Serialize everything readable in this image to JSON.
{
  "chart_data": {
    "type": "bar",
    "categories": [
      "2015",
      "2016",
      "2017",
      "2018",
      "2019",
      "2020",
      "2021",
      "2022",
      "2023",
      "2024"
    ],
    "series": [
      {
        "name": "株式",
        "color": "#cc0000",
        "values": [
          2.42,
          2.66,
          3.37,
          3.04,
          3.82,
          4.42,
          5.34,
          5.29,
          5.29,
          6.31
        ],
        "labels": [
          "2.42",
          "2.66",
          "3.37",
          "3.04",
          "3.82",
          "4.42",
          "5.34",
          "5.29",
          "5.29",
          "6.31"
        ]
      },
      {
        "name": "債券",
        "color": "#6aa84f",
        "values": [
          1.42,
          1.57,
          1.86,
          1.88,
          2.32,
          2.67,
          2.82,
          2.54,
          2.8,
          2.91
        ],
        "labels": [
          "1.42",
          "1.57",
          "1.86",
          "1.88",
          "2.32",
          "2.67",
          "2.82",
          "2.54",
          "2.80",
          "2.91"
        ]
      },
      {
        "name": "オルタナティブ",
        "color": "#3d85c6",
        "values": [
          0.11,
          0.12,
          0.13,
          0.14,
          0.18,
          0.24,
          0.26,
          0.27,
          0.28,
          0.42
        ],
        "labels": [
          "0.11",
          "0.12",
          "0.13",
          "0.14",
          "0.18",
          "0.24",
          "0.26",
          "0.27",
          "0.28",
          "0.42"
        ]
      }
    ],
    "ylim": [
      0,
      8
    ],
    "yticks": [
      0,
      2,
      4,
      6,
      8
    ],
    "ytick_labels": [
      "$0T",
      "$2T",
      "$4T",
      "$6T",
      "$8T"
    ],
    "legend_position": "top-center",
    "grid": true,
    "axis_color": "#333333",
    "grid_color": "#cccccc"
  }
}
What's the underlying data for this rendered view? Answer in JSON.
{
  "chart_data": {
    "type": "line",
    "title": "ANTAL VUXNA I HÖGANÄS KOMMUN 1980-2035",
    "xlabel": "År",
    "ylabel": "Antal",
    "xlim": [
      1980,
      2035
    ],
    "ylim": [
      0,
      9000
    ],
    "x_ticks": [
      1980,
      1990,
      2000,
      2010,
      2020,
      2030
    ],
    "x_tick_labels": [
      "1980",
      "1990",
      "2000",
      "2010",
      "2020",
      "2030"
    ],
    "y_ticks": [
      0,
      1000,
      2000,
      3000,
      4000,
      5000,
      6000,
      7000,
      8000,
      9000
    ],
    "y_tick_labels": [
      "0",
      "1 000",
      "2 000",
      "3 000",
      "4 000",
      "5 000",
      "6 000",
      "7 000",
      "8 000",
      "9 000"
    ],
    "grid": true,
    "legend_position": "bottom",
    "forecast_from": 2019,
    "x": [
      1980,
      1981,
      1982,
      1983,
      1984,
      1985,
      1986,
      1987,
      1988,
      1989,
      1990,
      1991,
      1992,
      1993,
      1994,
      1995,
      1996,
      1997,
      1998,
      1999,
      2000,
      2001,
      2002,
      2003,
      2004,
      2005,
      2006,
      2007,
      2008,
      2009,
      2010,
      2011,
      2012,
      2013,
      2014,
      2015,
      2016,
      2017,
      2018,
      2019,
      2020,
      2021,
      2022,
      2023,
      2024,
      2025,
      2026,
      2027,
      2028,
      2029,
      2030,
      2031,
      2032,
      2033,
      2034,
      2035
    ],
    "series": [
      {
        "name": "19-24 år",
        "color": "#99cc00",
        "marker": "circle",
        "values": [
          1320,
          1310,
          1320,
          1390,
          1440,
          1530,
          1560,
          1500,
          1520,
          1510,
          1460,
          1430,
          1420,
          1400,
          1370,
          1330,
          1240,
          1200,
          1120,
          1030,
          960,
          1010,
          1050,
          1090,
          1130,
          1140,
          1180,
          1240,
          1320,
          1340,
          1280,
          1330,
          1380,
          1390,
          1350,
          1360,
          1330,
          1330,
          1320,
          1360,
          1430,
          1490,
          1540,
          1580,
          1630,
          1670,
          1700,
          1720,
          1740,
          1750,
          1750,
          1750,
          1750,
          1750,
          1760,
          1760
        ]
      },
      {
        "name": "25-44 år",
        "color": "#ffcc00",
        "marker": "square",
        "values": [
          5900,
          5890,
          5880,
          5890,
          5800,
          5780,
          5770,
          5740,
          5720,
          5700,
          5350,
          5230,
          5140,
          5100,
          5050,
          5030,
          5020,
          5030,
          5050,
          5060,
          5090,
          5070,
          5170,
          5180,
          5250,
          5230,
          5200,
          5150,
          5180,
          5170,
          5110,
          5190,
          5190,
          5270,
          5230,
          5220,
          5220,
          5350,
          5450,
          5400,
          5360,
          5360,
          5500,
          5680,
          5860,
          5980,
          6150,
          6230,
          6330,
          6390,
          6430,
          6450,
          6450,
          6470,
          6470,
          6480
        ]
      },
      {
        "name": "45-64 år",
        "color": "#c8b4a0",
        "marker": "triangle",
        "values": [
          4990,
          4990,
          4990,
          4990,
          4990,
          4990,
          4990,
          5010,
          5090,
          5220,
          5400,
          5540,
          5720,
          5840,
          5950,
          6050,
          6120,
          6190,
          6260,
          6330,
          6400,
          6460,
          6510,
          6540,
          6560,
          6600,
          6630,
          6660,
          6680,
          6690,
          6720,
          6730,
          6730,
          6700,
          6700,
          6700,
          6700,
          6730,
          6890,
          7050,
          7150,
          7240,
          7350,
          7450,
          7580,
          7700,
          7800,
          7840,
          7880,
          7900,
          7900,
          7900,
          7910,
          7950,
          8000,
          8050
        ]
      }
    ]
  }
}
:::
Do this –
Pull out all lines of the data with the string "name".

Written solution –
        "name": "株式",
        "name": "債券",
        "name": "オルタナティブ",
        "name": "19-24 år",
        "name": "25-44 år",
        "name": "45-64 år",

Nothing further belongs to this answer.